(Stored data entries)
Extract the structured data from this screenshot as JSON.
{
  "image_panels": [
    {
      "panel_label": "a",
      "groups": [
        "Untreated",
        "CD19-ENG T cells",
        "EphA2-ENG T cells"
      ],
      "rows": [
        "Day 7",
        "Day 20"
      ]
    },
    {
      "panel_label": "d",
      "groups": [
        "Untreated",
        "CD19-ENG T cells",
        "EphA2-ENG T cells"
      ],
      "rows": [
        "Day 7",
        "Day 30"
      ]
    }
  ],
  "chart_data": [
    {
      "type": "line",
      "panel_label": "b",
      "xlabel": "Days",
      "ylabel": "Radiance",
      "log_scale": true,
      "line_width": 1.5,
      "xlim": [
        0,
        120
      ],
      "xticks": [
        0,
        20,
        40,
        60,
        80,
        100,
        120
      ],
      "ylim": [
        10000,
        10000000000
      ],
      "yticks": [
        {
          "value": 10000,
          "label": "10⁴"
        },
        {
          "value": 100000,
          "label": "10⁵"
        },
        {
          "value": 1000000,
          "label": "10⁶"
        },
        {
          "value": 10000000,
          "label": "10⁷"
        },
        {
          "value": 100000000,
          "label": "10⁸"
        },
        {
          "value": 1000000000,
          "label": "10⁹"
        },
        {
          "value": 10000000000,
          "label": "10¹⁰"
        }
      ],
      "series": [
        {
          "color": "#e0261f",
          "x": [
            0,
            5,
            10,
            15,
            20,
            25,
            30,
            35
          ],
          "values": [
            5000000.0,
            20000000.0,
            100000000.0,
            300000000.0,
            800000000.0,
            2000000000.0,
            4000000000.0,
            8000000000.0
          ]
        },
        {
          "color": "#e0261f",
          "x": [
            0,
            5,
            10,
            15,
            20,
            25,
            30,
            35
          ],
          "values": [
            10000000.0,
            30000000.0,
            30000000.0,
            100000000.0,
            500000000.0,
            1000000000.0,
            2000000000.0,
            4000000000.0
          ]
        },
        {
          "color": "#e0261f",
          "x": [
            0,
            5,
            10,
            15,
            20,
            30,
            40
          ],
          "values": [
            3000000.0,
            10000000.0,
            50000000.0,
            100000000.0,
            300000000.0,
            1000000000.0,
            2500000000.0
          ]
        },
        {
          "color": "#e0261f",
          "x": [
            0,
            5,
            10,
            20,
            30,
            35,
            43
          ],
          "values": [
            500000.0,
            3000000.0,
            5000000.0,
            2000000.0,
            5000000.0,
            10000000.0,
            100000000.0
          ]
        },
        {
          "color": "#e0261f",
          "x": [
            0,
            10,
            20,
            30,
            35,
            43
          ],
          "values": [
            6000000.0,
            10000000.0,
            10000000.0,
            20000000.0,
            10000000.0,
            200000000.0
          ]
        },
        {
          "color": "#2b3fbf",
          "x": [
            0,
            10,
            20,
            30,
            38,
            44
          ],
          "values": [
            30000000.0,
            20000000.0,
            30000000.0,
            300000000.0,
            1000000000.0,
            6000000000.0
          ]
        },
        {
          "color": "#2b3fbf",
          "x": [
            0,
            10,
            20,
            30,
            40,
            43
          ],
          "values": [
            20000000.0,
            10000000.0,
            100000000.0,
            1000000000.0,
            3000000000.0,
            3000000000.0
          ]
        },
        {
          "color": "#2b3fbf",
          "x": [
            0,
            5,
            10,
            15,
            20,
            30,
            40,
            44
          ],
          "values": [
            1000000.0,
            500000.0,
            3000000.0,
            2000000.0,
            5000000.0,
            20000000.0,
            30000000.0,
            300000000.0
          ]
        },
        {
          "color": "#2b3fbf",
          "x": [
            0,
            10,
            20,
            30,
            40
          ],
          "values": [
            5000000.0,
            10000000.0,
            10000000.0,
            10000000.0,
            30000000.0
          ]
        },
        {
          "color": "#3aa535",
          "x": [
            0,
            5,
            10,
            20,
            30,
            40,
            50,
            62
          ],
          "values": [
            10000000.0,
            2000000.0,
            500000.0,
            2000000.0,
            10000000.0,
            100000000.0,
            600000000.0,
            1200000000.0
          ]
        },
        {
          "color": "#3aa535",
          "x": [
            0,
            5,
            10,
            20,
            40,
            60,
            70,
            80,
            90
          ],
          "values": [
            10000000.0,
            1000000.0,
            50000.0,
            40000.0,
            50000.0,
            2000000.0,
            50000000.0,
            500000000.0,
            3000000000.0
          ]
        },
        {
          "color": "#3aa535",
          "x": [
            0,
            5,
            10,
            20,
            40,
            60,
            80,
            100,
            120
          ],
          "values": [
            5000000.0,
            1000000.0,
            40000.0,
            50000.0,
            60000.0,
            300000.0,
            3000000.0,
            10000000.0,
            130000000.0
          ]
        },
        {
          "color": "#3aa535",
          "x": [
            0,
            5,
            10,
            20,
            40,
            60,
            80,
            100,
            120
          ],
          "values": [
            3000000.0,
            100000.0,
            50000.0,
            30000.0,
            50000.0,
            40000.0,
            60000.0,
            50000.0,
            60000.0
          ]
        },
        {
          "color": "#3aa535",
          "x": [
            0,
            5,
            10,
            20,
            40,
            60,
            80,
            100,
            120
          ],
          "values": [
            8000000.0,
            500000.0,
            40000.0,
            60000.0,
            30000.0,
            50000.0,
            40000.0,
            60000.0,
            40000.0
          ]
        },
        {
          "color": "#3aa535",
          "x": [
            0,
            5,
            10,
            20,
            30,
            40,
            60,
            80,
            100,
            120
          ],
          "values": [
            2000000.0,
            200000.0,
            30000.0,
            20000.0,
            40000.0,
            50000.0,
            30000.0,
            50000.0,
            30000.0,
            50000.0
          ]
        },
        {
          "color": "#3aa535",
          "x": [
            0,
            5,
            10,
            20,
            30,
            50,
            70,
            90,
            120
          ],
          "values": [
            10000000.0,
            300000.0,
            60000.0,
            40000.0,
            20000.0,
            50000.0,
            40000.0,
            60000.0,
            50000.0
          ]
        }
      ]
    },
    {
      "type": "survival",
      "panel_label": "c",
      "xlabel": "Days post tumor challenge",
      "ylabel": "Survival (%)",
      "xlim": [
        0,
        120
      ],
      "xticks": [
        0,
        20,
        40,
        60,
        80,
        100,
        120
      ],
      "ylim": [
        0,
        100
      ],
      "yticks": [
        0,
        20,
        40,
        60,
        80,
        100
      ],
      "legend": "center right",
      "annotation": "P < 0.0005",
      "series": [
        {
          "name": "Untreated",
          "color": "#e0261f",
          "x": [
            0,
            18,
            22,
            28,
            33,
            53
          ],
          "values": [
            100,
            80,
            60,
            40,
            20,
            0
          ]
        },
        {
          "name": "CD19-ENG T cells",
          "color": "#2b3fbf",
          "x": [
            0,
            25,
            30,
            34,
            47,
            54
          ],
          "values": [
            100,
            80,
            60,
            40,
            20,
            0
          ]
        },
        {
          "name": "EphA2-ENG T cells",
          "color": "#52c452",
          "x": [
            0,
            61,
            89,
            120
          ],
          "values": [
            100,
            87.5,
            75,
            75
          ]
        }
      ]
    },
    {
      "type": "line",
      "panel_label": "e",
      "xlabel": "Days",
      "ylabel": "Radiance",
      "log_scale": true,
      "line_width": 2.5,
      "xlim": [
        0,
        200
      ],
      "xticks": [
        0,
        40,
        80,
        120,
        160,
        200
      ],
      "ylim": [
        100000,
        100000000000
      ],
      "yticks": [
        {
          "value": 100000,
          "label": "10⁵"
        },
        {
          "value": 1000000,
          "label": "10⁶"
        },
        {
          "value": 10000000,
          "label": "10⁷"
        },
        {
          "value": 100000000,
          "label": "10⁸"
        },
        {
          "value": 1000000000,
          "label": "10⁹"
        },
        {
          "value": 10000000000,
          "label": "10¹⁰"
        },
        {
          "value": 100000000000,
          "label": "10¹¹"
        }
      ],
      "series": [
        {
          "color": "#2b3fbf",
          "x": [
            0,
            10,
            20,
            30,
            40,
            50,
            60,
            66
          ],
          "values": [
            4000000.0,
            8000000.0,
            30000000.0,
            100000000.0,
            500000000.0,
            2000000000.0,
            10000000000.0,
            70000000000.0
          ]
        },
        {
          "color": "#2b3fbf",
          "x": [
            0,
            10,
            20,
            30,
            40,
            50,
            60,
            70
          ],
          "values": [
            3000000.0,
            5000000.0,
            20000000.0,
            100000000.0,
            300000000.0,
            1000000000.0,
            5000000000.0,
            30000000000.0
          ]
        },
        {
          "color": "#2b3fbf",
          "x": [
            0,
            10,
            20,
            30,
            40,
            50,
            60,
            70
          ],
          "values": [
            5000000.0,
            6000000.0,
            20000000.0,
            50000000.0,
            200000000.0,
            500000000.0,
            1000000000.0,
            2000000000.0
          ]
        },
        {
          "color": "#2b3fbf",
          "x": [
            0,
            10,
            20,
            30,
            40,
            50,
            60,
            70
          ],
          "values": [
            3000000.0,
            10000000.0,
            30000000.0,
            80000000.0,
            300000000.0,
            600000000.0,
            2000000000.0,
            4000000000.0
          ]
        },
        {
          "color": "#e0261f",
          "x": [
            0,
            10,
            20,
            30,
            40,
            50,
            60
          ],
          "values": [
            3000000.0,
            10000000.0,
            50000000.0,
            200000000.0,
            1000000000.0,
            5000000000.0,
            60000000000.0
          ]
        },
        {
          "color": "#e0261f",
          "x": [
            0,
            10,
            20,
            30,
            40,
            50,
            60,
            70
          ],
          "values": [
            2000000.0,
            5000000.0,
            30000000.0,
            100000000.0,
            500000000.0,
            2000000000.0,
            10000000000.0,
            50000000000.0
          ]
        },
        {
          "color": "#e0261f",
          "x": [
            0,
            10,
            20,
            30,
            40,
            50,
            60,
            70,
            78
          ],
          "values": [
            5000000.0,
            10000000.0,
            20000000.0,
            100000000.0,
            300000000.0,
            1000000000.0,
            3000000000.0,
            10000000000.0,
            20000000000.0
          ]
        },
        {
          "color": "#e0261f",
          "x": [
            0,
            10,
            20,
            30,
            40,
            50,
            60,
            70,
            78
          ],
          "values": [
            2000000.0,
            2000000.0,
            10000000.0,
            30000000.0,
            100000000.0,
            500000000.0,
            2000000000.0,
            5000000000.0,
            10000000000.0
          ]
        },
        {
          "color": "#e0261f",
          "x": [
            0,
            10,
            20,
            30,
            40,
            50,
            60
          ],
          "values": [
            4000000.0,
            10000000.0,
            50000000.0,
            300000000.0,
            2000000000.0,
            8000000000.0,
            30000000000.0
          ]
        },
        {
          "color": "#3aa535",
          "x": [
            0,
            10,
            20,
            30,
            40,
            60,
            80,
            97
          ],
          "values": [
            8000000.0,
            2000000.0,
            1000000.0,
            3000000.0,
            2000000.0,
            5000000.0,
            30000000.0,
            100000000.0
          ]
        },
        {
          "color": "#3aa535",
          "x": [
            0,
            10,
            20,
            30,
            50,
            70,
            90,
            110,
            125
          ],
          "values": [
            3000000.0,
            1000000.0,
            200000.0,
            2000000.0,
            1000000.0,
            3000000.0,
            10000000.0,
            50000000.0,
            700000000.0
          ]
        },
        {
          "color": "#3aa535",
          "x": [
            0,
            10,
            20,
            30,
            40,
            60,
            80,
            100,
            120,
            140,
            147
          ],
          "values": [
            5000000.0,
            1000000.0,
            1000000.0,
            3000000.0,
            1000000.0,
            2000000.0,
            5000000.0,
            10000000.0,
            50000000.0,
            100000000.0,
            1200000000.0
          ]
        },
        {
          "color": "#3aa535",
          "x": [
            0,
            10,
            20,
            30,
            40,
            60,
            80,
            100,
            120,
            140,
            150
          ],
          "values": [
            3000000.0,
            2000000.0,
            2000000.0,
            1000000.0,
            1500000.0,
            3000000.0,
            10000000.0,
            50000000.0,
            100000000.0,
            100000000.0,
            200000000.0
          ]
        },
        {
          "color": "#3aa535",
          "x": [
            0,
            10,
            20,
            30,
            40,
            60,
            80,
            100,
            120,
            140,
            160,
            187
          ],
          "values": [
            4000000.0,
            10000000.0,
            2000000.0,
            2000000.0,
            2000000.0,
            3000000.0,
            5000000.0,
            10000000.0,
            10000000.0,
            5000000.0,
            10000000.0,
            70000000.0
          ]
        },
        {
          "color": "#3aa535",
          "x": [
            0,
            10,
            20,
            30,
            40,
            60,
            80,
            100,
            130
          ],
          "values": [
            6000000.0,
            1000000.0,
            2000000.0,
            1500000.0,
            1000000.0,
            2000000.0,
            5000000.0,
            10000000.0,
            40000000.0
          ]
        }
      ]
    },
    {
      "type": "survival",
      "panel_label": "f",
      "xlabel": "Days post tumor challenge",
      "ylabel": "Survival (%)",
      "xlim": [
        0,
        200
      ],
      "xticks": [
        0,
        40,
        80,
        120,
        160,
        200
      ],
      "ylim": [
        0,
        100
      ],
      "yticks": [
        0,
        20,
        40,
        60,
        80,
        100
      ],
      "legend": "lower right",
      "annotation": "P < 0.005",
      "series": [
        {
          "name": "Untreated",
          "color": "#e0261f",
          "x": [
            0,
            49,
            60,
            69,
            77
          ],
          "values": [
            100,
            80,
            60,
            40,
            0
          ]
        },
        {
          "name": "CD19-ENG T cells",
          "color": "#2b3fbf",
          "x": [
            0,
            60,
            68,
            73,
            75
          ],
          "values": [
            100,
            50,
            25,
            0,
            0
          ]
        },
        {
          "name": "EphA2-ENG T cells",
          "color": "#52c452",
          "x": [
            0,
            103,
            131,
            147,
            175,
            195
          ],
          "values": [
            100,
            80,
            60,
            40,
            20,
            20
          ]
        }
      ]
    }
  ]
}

◆ **REQUIREMENT**: If a line in the entries above has the word "annotation", copy it.

◆ **RESULT OF THE TASK**:
      "annotation": "P < 0.0005",
      "annotation": "P < 0.005",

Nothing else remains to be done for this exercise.